§ What to work on: Lift every line from the entries that includes the word "have".

Collected data entries:
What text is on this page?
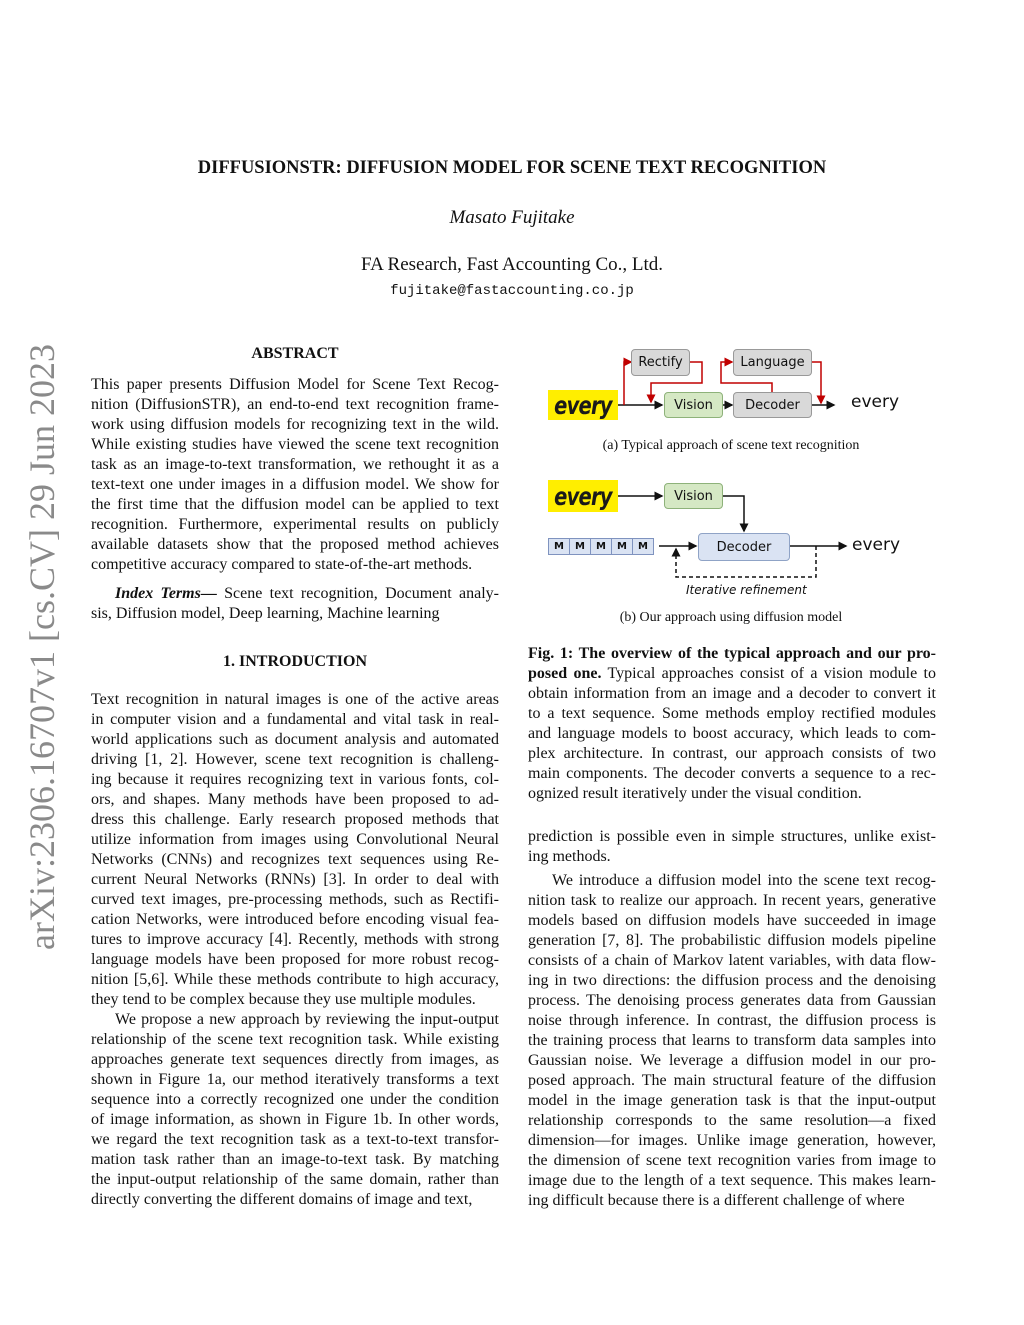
arXiv:2306.16707v1 [cs.CV] 29 Jun 2023
DIFFUSIONSTR: DIFFUSION MODEL FOR SCENE TEXT RECOGNITION
Masato Fujitake
FA Research, Fast Accounting Co., Ltd.
fujitake@fastaccounting.co.jp
ABSTRACT
This paper presents Diffusion Model for Scene Text Recog-
nition (DiffusionSTR), an end-to-end text recognition frame-
work using diffusion models for recognizing text in the wild.
While existing studies have viewed the scene text recognition
task as an image-to-text transformation, we rethought it as a
text-text one under images in a diffusion model. We show for
the first time that the diffusion model can be applied to text
recognition. Furthermore, experimental results on publicly
available datasets show that the proposed method achieves
competitive accuracy compared to state-of-the-art methods.
Index Terms— Scene text recognition, Document analy-
sis, Diffusion model, Deep learning, Machine learning
1. INTRODUCTION
Text recognition in natural images is one of the active areas
in computer vision and a fundamental and vital task in real-
world applications such as document analysis and automated
driving [1, 2]. However, scene text recognition is challeng-
ing because it requires recognizing text in various fonts, col-
ors, and shapes. Many methods have been proposed to ad-
dress this challenge. Early research proposed methods that
utilize information from images using Convolutional Neural
Networks (CNNs) and recognizes text sequences using Re-
current Neural Networks (RNNs) [3]. In order to deal with
curved text images, pre-processing methods, such as Rectifi-
cation Networks, were introduced before encoding visual fea-
tures to improve accuracy [4]. Recently, methods with strong
language models have been proposed for more robust recog-
nition [5,6]. While these methods contribute to high accuracy,
they tend to be complex because they use multiple modules.
We propose a new approach by reviewing the input-output
relationship of the scene text recognition task. While existing
approaches generate text sequences directly from images, as
shown in Figure 1a, our method iteratively transforms a text
sequence into a correctly recognized one under the condition
of image information, as shown in Figure 1b. In other words,
we regard the text recognition task as a text-to-text transfor-
mation task rather than an image-to-text task. By matching
the input-output relationship of the same domain, rather than
directly converting the different domains of image and text,
every
Rectify	Language
Vision	Decoder	every
(a) Typical approach of scene text recognition
every	Vision
M	M	M	M	M	Decoder	every
Iterative refinement
(b) Our approach using diffusion model
Fig. 1: The overview of the typical approach and our pro-
posed one. Typical approaches consist of a vision module to
obtain information from an image and a decoder to convert it
to a text sequence. Some methods employ rectified modules
and language models to boost accuracy, which leads to com-
plex architecture. In contrast, our approach consists of two
main components. The decoder converts a sequence to a rec-
ognized result iteratively under the visual condition.
prediction is possible even in simple structures, unlike exist-
ing methods.
We introduce a diffusion model into the scene text recog-
nition task to realize our approach. In recent years, generative
models based on diffusion models have succeeded in image
generation [7, 8]. The probabilistic diffusion models pipeline
consists of a chain of Markov latent variables, with data flow-
ing in two directions: the diffusion process and the denoising
process. The denoising process generates data from Gaussian
noise through inference. In contrast, the diffusion process is
the training process that learns to transform data samples into
Gaussian noise. We leverage a diffusion model in our pro-
posed approach. The main structural feature of the diffusion
model in the image generation task is that the input-output
relationship corresponds to the same resolution—a fixed
dimension—for images. Unlike image generation, however,
the dimension of scene text recognition varies from image to
image due to the length of a text sequence. This makes learn-
ing difficult because there is a different challenge of where
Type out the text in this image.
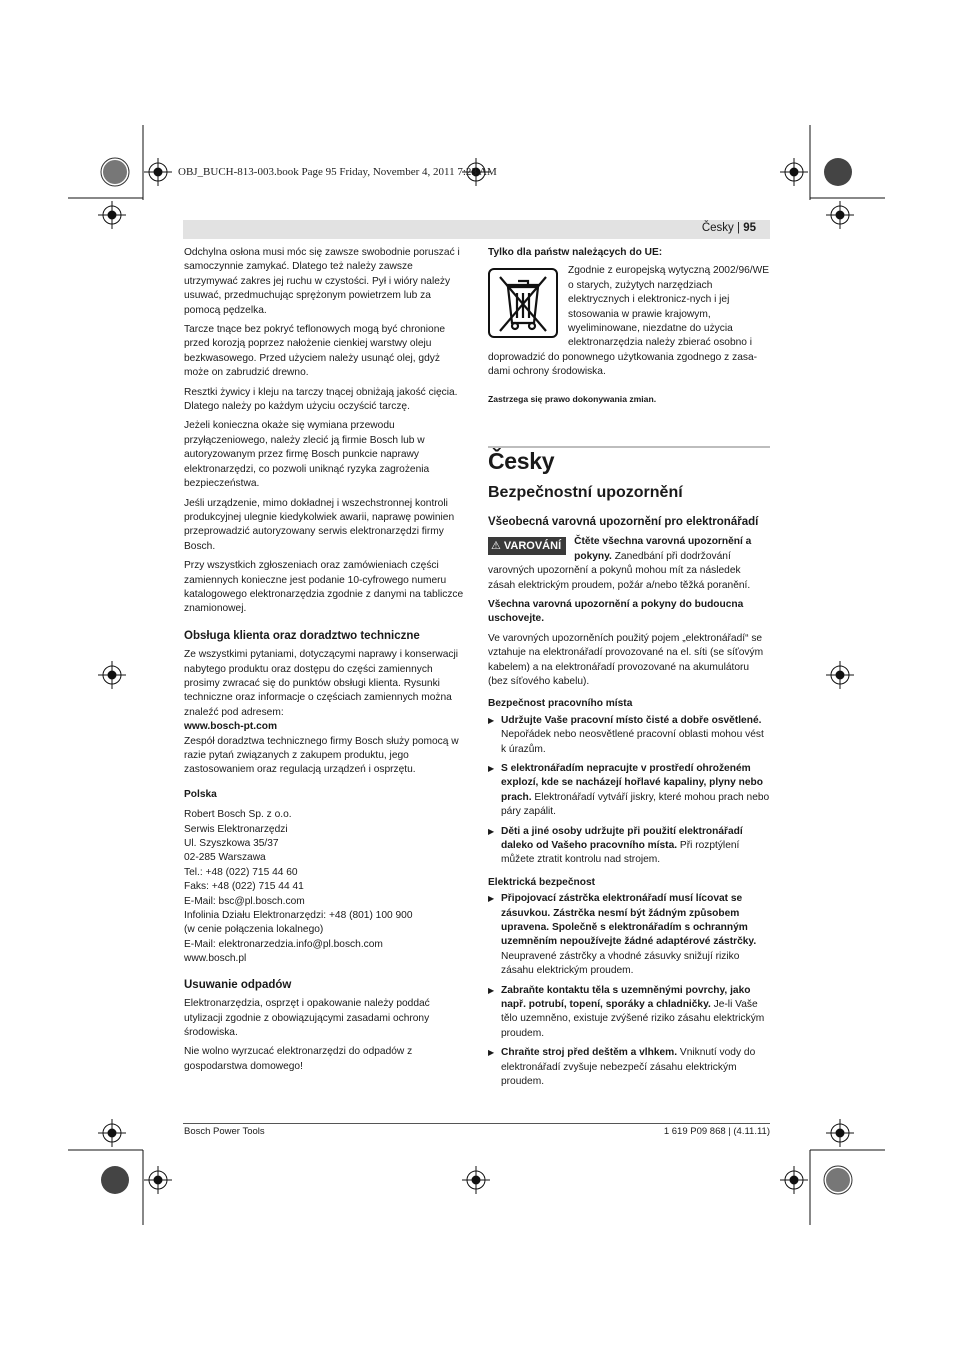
OBJ_BUCH-813-003.book Page 95 Friday, November 4, 2011 7:23 AM
Česky | 95

Odchylna osłona musi móc się zawsze swobodnie poruszać i samoczynnie zamykać. Dlatego też należy zawsze utrzymywać zakres jej ruchu w czystości. Pył i wióry należy usuwać, przedmuchując sprężonym powietrzem lub za pomocą pędzelka.

Tarcze tnące bez pokryć teflonowych mogą być chronione przed korozją poprzez nałożenie cienkiej warstwy oleju bezkwasowego. Przed użyciem należy usunąć olej, gdyż może on zabrudzić drewno.

Resztki żywicy i kleju na tarczy tnącej obniżają jakość cięcia. Dlatego należy po każdym użyciu oczyścić tarczę.

Jeżeli konieczna okaże się wymiana przewodu przyłączeniowego, należy zlecić ją firmie Bosch lub w autoryzowanym przez firmę Bosch punkcie naprawy elektronarzędzi, co pozwoli uniknąć ryzyka zagrożenia bezpieczeństwa.

Jeśli urządzenie, mimo dokładnej i wszechstronnej kontroli produkcyjnej ulegnie kiedykolwiek awarii, naprawę powinien przeprowadzić autoryzowany serwis elektronarzędzi firmy Bosch.

Przy wszystkich zgłoszeniach oraz zamówieniach części zamiennych konieczne jest podanie 10-cyfrowego numeru katalogowego elektronarzędzia zgodnie z danymi na tabliczce znamionowej.

Obsługa klienta oraz doradztwo techniczne

Ze wszystkimi pytaniami, dotyczącymi naprawy i konserwacji nabytego produktu oraz dostępu do części zamiennych prosimy zwracać się do punktów obsługi klienta. Rysunki techniczne oraz informacje o częściach zamiennych można znaleźć pod adresem:

www.bosch-pt.com

Zespół doradztwa technicznego firmy Bosch służy pomocą w razie pytań związanych z zakupem produktu, jego zastosowaniem oraz regulacją urządzeń i osprzętu.

Polska
Robert Bosch Sp. z o.o.
Serwis Elektronarzędzi
Ul. Szyszkowa 35/37
02-285 Warszawa
Tel.: +48 (022) 715 44 60
Faks: +48 (022) 715 44 41
E-Mail: bsc@pl.bosch.com
Infolinia Działu Elektronarzędzi: +48 (801) 100 900
(w cenie połączenia lokalnego)
E-Mail: elektronarzedzia.info@pl.bosch.com
www.bosch.pl
Usuwanie odpadów

Elektronarzędzia, osprzęt i opakowanie należy poddać utylizacji zgodnie z obowiązującymi zasadami ochrony środowiska.

Nie wolno wyrzucać elektronarzędzi do odpadów z gospodarstwa domowego!

Tylko dla państw należących do UE:
Zgodnie z europejską wytyczną 2002/96/WE o starych, zużytych narzędziach elektrycznych i elektronicz-nych i jej stosowania w prawie krajowym, wyeliminowane, niezdatne do użycia elektronarzędzia należy zbierać osobno i
doprowadzić do ponownego użytkowania zgodnego z zasa-dami ochrony środowiska.
Zastrzega się prawo dokonywania zmian.
Česky
Bezpečnostní upozornění
Všeobecná varovná upozornění pro elektronářadí
⚠ VAROVÁNÍ	Čtěte všechna varovná upozornění a pokyny. Zanedbání při dodržování varovných upozornění a pokynů mohou mít za následek zásah elektrickým proudem, požár a/nebo těžká poranění.

Všechna varovná upozornění a pokyny do budoucna uschovejte.

Ve varovných upozorněních použitý pojem „elektronářadí“ se vztahuje na elektronářadí provozované na el. síti (se síťovým kabelem) a na elektronářadí provozované na akumulátoru (bez síťového kabelu).

Bezpečnost pracovního místa
▶ Udržujte Vaše pracovní místo čisté a dobře osvětlené. Nepořádek nebo neosvětlené pracovní oblasti mohou vést k úrazům.
▶ S elektronářadím nepracujte v prostředí ohroženém explozí, kde se nacházejí hořlavé kapaliny, plyny nebo prach. Elektronářadí vytváří jiskry, které mohou prach nebo páry zapálit.
▶ Děti a jiné osoby udržujte při použití elektronářadí daleko od Vašeho pracovního místa. Při rozptýlení můžete ztratit kontrolu nad strojem.
Elektrická bezpečnost
▶ Připojovací zástrčka elektronářadí musí lícovat se zásuvkou. Zástrčka nesmí být žádným způsobem upravena. Společně s elektronářadím s ochranným uzemněním nepoužívejte žádné adaptérové zástrčky. Neupravené zástrčky a vhodné zásuvky snižují riziko zásahu elektrickým proudem.
▶ Zabraňte kontaktu těla s uzemněnými povrchy, jako např. potrubí, topení, sporáky a chladničky. Je-li Vaše tělo uzemněno, existuje zvýšené riziko zásahu elektrickým proudem.
▶ Chraňte stroj před deštěm a vlhkem. Vniknutí vody do elektronářadí zvyšuje nebezpečí zásahu elektrickým proudem.
Bosch Power Tools	1 619 P09 868 | (4.11.11)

§ Result:
While existing studies have viewed the scene text recognition
ors, and shapes. Many methods have been proposed to ad-
language models have been proposed for more robust recog-
models based on diffusion models have succeeded in image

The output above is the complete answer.